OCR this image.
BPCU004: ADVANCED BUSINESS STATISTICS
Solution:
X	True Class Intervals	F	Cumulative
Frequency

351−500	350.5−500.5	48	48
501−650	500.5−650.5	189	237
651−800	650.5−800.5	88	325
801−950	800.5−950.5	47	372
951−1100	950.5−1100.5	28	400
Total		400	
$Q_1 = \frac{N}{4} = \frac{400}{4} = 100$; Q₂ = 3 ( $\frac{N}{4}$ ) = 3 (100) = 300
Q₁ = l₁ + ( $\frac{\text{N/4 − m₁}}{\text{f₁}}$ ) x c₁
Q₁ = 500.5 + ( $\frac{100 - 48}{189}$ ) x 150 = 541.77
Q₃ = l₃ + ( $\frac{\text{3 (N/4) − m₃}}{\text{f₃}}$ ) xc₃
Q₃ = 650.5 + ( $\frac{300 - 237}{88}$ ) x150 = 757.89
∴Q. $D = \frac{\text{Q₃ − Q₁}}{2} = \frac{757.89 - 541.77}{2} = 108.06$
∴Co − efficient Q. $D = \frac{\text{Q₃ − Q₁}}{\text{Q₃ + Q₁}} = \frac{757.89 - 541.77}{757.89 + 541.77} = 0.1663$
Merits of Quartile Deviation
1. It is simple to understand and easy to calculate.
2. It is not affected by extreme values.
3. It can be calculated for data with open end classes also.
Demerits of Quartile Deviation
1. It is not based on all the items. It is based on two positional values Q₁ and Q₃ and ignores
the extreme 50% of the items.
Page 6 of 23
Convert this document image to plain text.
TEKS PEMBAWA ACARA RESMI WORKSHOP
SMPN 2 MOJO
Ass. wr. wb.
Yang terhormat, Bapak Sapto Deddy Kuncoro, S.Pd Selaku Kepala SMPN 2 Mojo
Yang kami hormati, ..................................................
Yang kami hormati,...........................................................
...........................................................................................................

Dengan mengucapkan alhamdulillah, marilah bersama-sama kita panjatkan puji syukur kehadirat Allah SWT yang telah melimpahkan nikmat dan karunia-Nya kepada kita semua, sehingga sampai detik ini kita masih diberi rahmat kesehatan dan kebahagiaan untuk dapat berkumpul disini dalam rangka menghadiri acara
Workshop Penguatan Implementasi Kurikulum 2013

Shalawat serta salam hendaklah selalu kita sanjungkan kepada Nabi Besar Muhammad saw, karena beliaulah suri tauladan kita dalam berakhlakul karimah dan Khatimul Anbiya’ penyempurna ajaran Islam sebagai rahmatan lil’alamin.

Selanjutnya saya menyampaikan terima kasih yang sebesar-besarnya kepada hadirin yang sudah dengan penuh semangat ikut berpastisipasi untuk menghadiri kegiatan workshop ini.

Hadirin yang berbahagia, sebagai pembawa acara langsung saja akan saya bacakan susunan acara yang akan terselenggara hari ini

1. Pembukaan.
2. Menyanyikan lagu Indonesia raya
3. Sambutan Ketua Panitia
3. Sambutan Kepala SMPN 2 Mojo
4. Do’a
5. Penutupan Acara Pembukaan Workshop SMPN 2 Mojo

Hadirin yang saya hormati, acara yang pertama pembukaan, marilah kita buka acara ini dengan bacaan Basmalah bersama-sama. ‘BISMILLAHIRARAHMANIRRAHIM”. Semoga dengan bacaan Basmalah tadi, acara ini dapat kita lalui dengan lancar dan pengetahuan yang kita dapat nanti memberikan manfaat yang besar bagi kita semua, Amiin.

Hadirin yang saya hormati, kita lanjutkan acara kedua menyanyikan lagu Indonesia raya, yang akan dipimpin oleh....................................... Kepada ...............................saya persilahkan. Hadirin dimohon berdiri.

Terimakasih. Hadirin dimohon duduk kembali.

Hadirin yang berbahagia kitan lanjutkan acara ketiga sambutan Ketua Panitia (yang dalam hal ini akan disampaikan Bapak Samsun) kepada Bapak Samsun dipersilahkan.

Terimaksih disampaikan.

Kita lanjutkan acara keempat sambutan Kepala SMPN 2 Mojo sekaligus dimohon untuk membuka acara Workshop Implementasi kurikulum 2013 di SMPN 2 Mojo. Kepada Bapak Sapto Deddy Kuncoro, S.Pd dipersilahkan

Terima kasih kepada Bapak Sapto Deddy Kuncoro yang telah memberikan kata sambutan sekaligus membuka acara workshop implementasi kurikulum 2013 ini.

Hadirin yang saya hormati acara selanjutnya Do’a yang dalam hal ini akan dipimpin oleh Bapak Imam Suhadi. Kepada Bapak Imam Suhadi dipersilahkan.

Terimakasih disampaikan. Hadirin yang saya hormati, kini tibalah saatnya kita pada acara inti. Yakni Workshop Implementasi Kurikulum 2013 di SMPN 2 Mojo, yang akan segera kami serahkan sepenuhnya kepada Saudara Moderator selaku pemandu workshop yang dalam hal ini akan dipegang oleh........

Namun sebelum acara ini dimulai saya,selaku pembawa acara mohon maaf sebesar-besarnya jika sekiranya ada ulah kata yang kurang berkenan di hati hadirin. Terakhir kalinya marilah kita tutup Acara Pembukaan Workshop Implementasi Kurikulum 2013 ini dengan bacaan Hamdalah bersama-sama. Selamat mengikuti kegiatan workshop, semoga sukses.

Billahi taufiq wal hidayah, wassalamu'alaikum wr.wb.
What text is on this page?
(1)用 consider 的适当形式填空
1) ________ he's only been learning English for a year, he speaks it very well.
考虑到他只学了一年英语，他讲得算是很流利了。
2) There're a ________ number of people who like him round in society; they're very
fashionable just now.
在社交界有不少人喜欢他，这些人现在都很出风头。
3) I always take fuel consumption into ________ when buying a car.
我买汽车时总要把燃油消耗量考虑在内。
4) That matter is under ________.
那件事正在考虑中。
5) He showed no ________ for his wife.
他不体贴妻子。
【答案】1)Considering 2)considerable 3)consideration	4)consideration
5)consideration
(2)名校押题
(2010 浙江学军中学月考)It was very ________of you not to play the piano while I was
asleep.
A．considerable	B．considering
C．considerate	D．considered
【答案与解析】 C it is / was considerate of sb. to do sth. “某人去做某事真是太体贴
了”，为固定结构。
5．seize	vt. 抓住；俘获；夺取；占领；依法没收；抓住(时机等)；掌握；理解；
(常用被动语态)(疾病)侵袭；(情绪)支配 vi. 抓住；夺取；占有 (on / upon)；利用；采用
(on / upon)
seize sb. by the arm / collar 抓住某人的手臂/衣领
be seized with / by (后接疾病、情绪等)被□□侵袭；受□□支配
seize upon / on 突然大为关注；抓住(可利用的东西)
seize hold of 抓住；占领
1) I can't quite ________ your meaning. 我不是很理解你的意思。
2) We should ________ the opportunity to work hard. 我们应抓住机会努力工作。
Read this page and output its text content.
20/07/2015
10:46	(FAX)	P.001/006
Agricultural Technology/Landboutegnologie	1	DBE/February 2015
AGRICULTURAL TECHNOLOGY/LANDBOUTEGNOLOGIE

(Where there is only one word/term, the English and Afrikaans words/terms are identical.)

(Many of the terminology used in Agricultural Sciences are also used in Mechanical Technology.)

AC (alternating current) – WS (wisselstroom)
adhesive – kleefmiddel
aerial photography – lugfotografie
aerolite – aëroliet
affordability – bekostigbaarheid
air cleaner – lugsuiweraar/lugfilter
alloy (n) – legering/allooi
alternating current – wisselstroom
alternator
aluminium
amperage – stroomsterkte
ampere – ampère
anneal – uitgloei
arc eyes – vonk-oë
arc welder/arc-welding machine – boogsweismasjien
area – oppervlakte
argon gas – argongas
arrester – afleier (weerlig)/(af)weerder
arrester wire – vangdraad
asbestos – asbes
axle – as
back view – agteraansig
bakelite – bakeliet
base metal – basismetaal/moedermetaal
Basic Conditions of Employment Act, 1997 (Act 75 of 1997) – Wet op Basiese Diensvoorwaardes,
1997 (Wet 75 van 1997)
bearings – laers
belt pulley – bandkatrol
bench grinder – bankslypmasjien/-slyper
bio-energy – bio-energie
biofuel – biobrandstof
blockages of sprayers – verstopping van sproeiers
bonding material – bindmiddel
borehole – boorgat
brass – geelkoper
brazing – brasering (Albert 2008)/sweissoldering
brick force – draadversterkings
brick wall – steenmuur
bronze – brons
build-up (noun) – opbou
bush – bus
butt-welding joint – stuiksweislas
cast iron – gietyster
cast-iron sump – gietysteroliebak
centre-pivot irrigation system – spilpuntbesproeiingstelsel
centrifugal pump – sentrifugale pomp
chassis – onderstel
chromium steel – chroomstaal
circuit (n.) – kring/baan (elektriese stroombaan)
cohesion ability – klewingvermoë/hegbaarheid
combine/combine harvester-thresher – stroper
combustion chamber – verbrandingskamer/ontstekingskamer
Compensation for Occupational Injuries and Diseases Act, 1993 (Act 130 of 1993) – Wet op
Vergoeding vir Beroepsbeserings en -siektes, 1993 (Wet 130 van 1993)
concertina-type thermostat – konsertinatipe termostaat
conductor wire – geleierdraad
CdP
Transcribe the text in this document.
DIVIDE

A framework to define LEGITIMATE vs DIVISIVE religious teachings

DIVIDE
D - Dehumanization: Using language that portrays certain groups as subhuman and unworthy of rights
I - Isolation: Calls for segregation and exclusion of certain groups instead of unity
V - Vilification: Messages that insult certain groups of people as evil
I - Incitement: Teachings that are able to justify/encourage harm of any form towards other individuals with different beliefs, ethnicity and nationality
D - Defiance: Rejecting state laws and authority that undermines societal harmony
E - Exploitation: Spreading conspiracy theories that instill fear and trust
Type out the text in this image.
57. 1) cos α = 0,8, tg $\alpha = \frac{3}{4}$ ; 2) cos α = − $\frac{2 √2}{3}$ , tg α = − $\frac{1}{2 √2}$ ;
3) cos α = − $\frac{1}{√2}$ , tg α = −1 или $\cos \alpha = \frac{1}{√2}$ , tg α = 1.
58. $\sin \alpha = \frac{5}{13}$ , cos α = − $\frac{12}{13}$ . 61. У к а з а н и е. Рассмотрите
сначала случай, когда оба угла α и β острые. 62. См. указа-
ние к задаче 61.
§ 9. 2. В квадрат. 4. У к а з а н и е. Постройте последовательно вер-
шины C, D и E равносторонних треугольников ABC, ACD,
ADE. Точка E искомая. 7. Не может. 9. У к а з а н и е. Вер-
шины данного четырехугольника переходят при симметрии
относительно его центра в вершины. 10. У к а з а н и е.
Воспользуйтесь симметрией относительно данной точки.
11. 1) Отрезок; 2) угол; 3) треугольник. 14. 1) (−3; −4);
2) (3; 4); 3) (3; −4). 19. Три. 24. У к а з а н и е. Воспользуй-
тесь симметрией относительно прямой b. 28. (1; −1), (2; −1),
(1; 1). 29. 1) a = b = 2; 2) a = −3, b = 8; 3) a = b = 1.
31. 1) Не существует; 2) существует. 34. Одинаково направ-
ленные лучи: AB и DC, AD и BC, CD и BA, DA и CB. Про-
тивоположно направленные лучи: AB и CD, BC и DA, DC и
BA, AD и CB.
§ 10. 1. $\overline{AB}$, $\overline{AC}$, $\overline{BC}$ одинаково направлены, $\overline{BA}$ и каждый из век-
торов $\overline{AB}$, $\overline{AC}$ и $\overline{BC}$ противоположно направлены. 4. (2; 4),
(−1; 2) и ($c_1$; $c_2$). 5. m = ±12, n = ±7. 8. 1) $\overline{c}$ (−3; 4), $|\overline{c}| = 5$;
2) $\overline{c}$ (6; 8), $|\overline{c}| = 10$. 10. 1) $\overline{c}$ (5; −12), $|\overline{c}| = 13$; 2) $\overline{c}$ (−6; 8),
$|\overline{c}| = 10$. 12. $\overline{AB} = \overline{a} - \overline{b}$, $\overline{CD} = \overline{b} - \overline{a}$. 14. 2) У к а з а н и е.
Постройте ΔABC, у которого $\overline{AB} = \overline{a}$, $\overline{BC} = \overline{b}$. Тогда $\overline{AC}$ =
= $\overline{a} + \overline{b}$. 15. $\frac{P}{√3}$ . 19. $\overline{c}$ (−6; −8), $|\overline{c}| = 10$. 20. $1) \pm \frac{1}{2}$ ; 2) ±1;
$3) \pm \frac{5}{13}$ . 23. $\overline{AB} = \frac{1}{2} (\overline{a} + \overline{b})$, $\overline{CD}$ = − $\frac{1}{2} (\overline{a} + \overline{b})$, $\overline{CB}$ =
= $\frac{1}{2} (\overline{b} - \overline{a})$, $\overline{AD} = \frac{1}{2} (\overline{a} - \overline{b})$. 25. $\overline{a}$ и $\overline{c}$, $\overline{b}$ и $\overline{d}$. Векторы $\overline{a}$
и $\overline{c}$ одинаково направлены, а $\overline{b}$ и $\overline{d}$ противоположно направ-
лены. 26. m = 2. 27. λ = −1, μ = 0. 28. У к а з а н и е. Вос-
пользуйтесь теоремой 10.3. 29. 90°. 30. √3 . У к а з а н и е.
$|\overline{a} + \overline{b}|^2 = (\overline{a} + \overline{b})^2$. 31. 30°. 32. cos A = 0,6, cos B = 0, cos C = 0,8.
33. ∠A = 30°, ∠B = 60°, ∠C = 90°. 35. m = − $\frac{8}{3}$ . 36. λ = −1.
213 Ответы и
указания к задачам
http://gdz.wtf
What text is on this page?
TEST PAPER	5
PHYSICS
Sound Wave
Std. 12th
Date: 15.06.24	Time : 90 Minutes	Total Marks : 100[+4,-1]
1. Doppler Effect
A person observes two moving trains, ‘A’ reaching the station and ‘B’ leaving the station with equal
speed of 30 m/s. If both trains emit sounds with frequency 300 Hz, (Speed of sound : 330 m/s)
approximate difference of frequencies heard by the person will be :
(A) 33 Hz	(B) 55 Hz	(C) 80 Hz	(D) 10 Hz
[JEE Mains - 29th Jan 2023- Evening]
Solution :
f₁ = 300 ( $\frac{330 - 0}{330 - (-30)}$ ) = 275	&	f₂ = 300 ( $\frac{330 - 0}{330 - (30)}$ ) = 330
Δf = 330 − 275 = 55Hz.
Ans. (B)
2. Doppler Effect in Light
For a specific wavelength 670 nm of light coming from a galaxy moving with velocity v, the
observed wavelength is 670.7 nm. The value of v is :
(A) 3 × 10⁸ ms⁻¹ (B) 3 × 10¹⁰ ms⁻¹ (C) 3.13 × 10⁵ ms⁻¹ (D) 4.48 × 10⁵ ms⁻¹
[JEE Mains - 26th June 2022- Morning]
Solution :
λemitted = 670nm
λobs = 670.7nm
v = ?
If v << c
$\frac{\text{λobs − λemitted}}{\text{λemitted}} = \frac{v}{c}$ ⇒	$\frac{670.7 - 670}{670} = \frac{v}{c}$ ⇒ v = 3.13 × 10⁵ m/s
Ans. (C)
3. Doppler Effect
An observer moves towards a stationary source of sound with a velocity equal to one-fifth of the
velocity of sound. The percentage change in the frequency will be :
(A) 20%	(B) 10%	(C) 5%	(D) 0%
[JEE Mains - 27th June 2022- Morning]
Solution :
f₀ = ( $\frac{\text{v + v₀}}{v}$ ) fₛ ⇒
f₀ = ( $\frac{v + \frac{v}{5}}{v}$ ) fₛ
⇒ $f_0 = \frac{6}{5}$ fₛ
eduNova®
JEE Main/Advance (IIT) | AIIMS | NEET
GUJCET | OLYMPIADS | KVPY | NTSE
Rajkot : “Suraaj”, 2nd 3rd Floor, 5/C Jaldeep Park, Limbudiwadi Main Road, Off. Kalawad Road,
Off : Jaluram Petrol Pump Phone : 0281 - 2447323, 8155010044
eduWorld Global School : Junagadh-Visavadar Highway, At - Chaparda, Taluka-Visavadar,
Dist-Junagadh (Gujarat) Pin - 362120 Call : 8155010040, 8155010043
=====
## [TASK OBJECTIVE]
Copy all lines from the material that hold "towards".

## [REPLY]
I - Incitement: Teachings that are able to justify/encourage harm of any form towards other individuals with different beliefs, ethnicity and nationality
An observer moves towards a stationary source of sound with a velocity equal to one-fifth of the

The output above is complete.